You are enough

As I was screwing up the banana muffins I decided to bake one of boys asked what was for dinner. Of course, I didn't know what was for dinner. My brain is so full and in ten thousand different places I rarely know. It was a late start for the kids so that means my day didn't start until 11. Which means I didn't start thinking dinner until 2, which means I have no idea what I'm making for dinner.
Now it's homework time....3rd grade homework time. I looked at it, I read it and I didn't understand any of it. I reread it, still left scratching my head. Luckily this 3rd grader has older siblings and I was left to finish ruining my banana muffins while his older brother helped with homework.
This got me thinking, what am I really good at? The only thing I could think of is I am good at taking photos, I am good at telling a story with a snap of a shutter. I may not be able to give my kids gourmet homemade meals or fluffy delicious baked goods but I can give them photos. Photos to look back on, photos full of memories and passion(maybe that is the wrong word to use, my mind kind went to a naughty place for a second but I'm leaving it). That is going to have to be enough, it's all I got. Well that and they usually, most always, have clean socks to wear.

Task 1: Return the passage of the post between "You are enough" and "helped with homework.", inclusive.
The post and the entries have nothing to do with each other.

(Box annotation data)
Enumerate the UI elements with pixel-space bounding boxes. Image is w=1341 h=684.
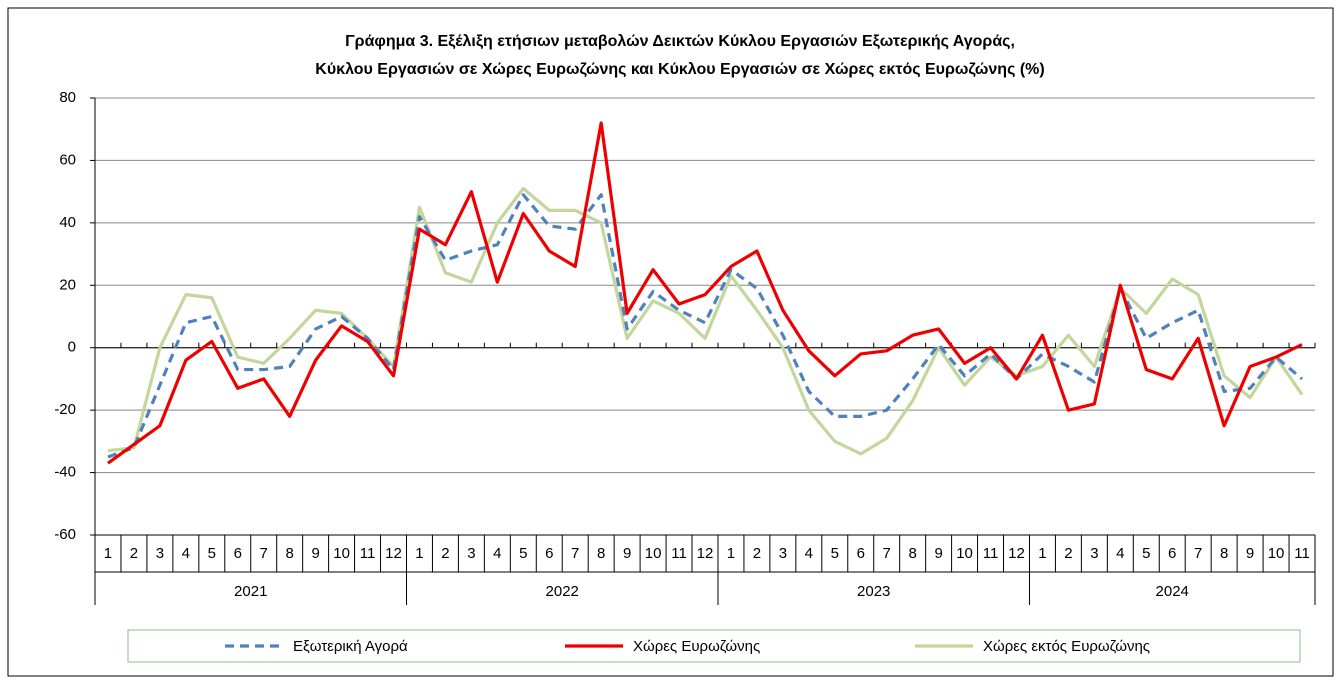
y-tick-label: 60 — [59, 151, 76, 168]
year-label: 2023 — [857, 583, 890, 600]
x-tick-label: 12 — [697, 545, 714, 562]
x-tick-label: 7 — [1194, 545, 1202, 562]
x-tick-label: 10 — [333, 545, 350, 562]
y-tick-label: 40 — [59, 214, 76, 231]
chart-title: Γράφημα 3. Εξέλιξη ετήσιων μεταβολών Δει… — [345, 33, 1015, 50]
x-tick-label: 6 — [234, 545, 242, 562]
x-tick-label: 8 — [908, 545, 916, 562]
legend-label: Χώρες εκτός Ευρωζώνης — [983, 638, 1150, 655]
x-tick-label: 1 — [415, 545, 423, 562]
x-tick-label: 3 — [467, 545, 475, 562]
x-tick-label: 3 — [156, 545, 164, 562]
chart-frame — [7, 7, 1334, 677]
x-tick-label: 8 — [286, 545, 294, 562]
x-tick-label: 4 — [805, 545, 813, 562]
x-tick-label: 11 — [1294, 545, 1310, 562]
x-tick-label: 1 — [104, 545, 112, 562]
x-tick-label: 8 — [597, 545, 605, 562]
x-tick-label: 8 — [1220, 545, 1228, 562]
x-tick-label: 10 — [1268, 545, 1285, 562]
chart-title: Κύκλου Εργασιών σε Χώρες Ευρωζώνης και Κ… — [315, 61, 1044, 78]
year-label: 2024 — [1156, 583, 1189, 600]
x-tick-label: 11 — [360, 545, 376, 562]
y-tick-label: -40 — [54, 464, 76, 481]
y-tick-label: -20 — [54, 401, 76, 418]
x-tick-label: 1 — [727, 545, 735, 562]
x-tick-label: 9 — [311, 545, 319, 562]
x-tick-label: 7 — [883, 545, 891, 562]
x-tick-label: 12 — [1008, 545, 1025, 562]
year-label: 2022 — [546, 583, 579, 600]
x-tick-label: 5 — [208, 545, 216, 562]
x-tick-label: 2 — [753, 545, 761, 562]
x-tick-label: 5 — [1142, 545, 1150, 562]
x-tick-label: 9 — [1246, 545, 1254, 562]
legend-box — [127, 629, 1301, 663]
x-tick-label: 7 — [571, 545, 579, 562]
x-tick-label: 5 — [831, 545, 839, 562]
series-line — [107, 193, 1304, 459]
x-tick-label: 2 — [1064, 545, 1072, 562]
x-tick-label: 4 — [1116, 545, 1124, 562]
x-tick-label: 5 — [519, 545, 527, 562]
x-tick-label: 11 — [671, 545, 687, 562]
x-tick-label: 10 — [645, 545, 662, 562]
x-tick-label: 3 — [779, 545, 787, 562]
y-tick-label: 80 — [59, 89, 76, 106]
x-tick-label: 9 — [934, 545, 942, 562]
series-line — [107, 121, 1303, 465]
y-tick-label: -60 — [54, 526, 76, 543]
x-tick-label: 6 — [1168, 545, 1176, 562]
year-label: 2021 — [234, 583, 267, 600]
x-tick-label: 6 — [857, 545, 865, 562]
series-line — [107, 186, 1304, 456]
y-tick-label: 20 — [59, 276, 76, 293]
x-tick-label: 7 — [260, 545, 268, 562]
legend-label: Εξωτερική Αγορά — [293, 638, 408, 655]
x-tick-label: 11 — [983, 545, 999, 562]
x-tick-label: 3 — [1090, 545, 1098, 562]
x-tick-label: 1 — [1038, 545, 1046, 562]
x-tick-label: 6 — [545, 545, 553, 562]
x-tick-label: 12 — [385, 545, 402, 562]
x-tick-label: 9 — [623, 545, 631, 562]
x-tick-label: 2 — [130, 545, 138, 562]
x-tick-label: 4 — [182, 545, 190, 562]
x-tick-label: 2 — [441, 545, 449, 562]
legend-label: Χώρες Ευρωζώνης — [633, 638, 760, 655]
x-tick-label: 10 — [956, 545, 973, 562]
y-tick-label: 0 — [68, 339, 76, 356]
x-tick-label: 4 — [493, 545, 501, 562]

Task 2: Retype the entries between the lines holding "y-tick-label: 60 — [59, 151, 76, 168]" and "x-tick-label: 8 — [1220, 545, 1228, 562]", inclusive.

Worked answer 1:
You are enough

As I was screwing up the banana muffins I decided to bake one of boys asked what was for dinner. Of course, I didn't know what was for dinner. My brain is so full and in ten thousand different places I rarely know. It was a late start for the kids so that means my day didn't start until 11. Which means I didn't start thinking dinner until 2, which means I have no idea what I'm making for dinner.
Now it's homework time....3rd grade homework time. I looked at it, I read it and I didn't understand any of it. I reread it, still left scratching my head. Luckily this 3rd grader has older siblings and I was left to finish ruining my banana muffins while his older brother helped with homework.

Worked answer 2:
y-tick-label: 60 — [59, 151, 76, 168]
year-label: 2023 — [857, 583, 890, 600]
x-tick-label: 12 — [697, 545, 714, 562]
x-tick-label: 7 — [1194, 545, 1202, 562]
x-tick-label: 10 — [333, 545, 350, 562]
y-tick-label: 40 — [59, 214, 76, 231]
chart-title: Γράφημα 3. Εξέλιξη ετήσιων μεταβολών Δει… — [345, 33, 1015, 50]
x-tick-label: 6 — [234, 545, 242, 562]
x-tick-label: 8 — [908, 545, 916, 562]
legend-label: Χώρες εκτός Ευρωζώνης — [983, 638, 1150, 655]
x-tick-label: 1 — [415, 545, 423, 562]
x-tick-label: 3 — [467, 545, 475, 562]
x-tick-label: 3 — [156, 545, 164, 562]
chart-frame — [7, 7, 1334, 677]
x-tick-label: 8 — [286, 545, 294, 562]
x-tick-label: 4 — [805, 545, 813, 562]
x-tick-label: 11 — [1294, 545, 1310, 562]
x-tick-label: 1 — [104, 545, 112, 562]
x-tick-label: 8 — [597, 545, 605, 562]
x-tick-label: 8 — [1220, 545, 1228, 562]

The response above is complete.